▸ GIVEN DATA:
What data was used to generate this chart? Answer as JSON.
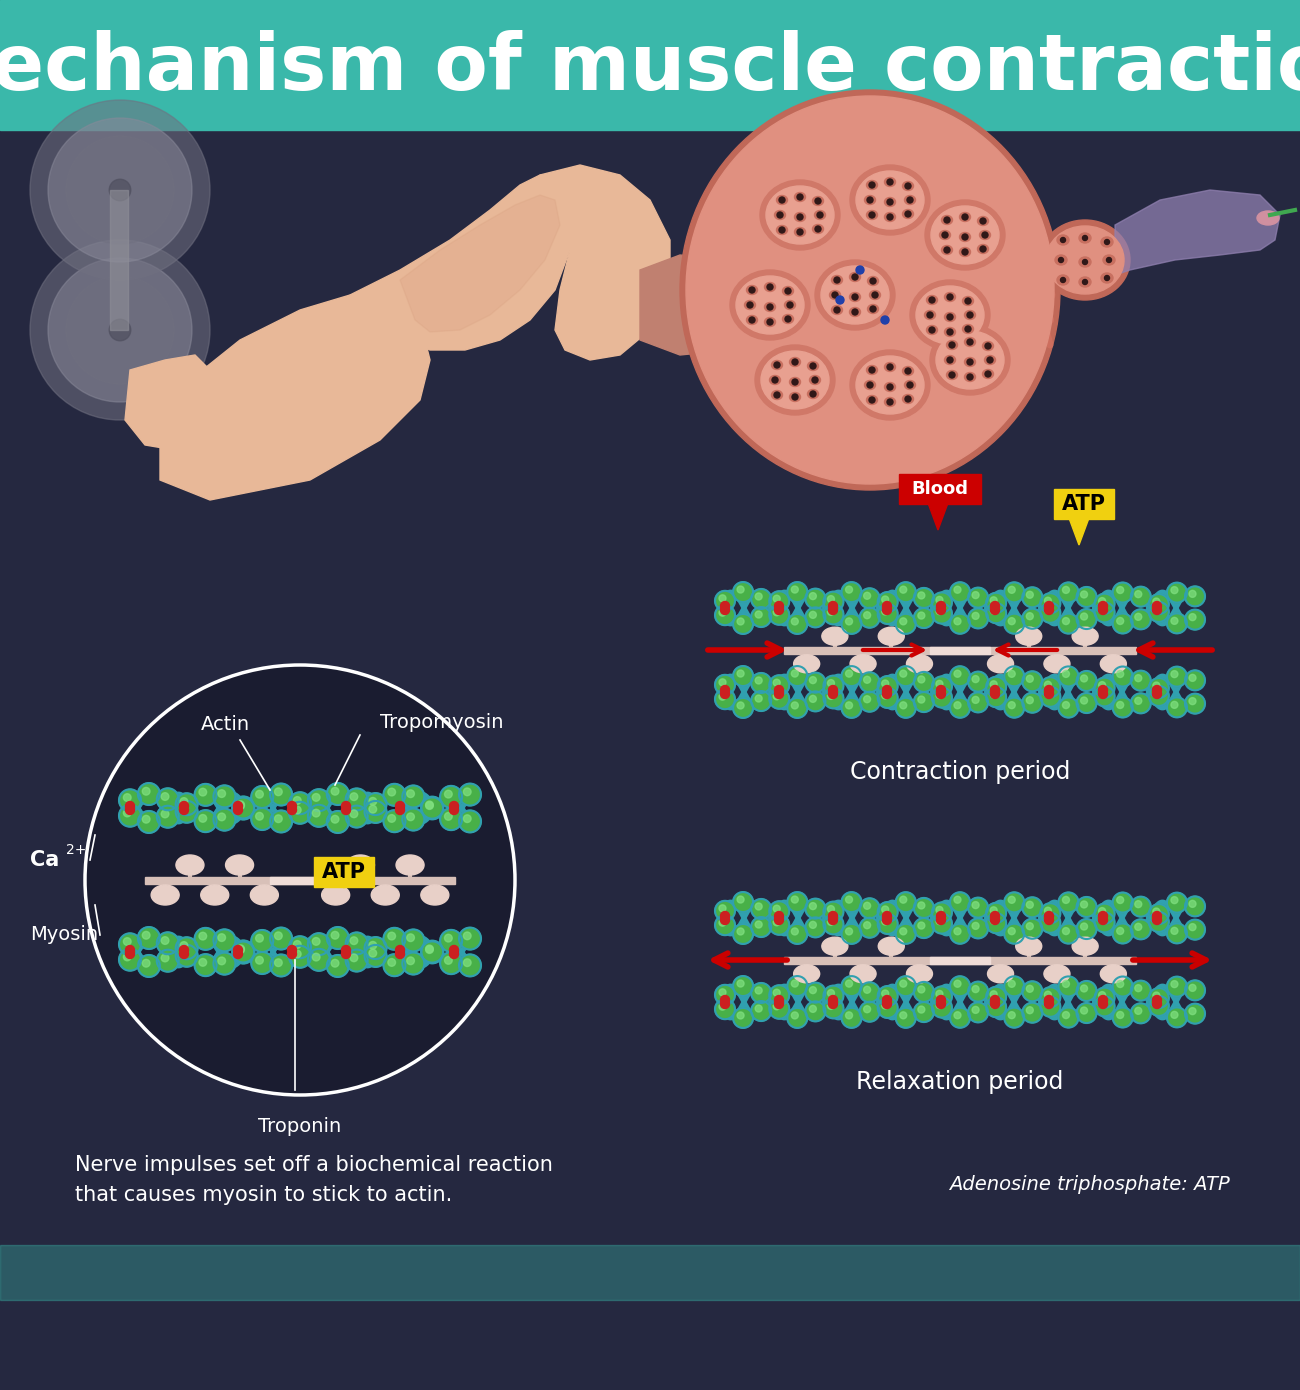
{
  "title": "Mechanism of muscle contraction",
  "title_color": "#ffffff",
  "title_bg_color": "#3ab8aa",
  "title_fontsize": 56,
  "bg_color": "#252840",
  "text_color": "#ffffff",
  "actin_label": "Actin",
  "tropomyosin_label": "Tropomyosin",
  "ca_label": "Ca",
  "ca_sup": "2+",
  "atp_label": "ATP",
  "myosin_label": "Myosin",
  "troponin_label": "Troponin",
  "contraction_label": "Contraction period",
  "relaxation_label": "Relaxation period",
  "nerve_text_line1": "Nerve impulses set off a biochemical reaction",
  "nerve_text_line2": "that causes myosin to stick to actin.",
  "atp_full": "Adenosine triphosphate: ATP",
  "blood_label": "Blood",
  "arm_skin": "#e8b898",
  "arm_skin_dark": "#d4997a",
  "muscle_outer": "#d48878",
  "muscle_inner": "#c07060",
  "muscle_fiber": "#e09080",
  "actin_blue": "#3090c8",
  "actin_green": "#48b048",
  "actin_teal": "#30a0b0",
  "myosin_light": "#e8d0c8",
  "myosin_rod": "#d8c0b8",
  "troponin_red": "#cc2020",
  "arrow_red": "#cc0000",
  "blood_red": "#cc0000",
  "atp_yellow": "#f0d010",
  "gray_weight": "#888090",
  "circle_bg": "#1a1c30",
  "white": "#ffffff",
  "title_bar_height": 130,
  "fig_w": 1300,
  "fig_h": 1390
}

▸ EXERCISE DESCRIPTION: Without the images, write out each line of the data verbatim.

▸ WRITTEN ANSWER:
What data was used to generate this chart? Answer as JSON.
{
  "title": "Mechanism of muscle contraction",
  "title_color": "#ffffff",
  "title_bg_color": "#3ab8aa",
  "title_fontsize": 56,
  "bg_color": "#252840",
  "text_color": "#ffffff",
  "actin_label": "Actin",
  "tropomyosin_label": "Tropomyosin",
  "ca_label": "Ca",
  "ca_sup": "2+",
  "atp_label": "ATP",
  "myosin_label": "Myosin",
  "troponin_label": "Troponin",
  "contraction_label": "Contraction period",
  "relaxation_label": "Relaxation period",
  "nerve_text_line1": "Nerve impulses set off a biochemical reaction",
  "nerve_text_line2": "that causes myosin to stick to actin.",
  "atp_full": "Adenosine triphosphate: ATP",
  "blood_label": "Blood",
  "arm_skin": "#e8b898",
  "arm_skin_dark": "#d4997a",
  "muscle_outer": "#d48878",
  "muscle_inner": "#c07060",
  "muscle_fiber": "#e09080",
  "actin_blue": "#3090c8",
  "actin_green": "#48b048",
  "actin_teal": "#30a0b0",
  "myosin_light": "#e8d0c8",
  "myosin_rod": "#d8c0b8",
  "troponin_red": "#cc2020",
  "arrow_red": "#cc0000",
  "blood_red": "#cc0000",
  "atp_yellow": "#f0d010",
  "gray_weight": "#888090",
  "circle_bg": "#1a1c30",
  "white": "#ffffff",
  "title_bar_height": 130,
  "fig_w": 1300,
  "fig_h": 1390
}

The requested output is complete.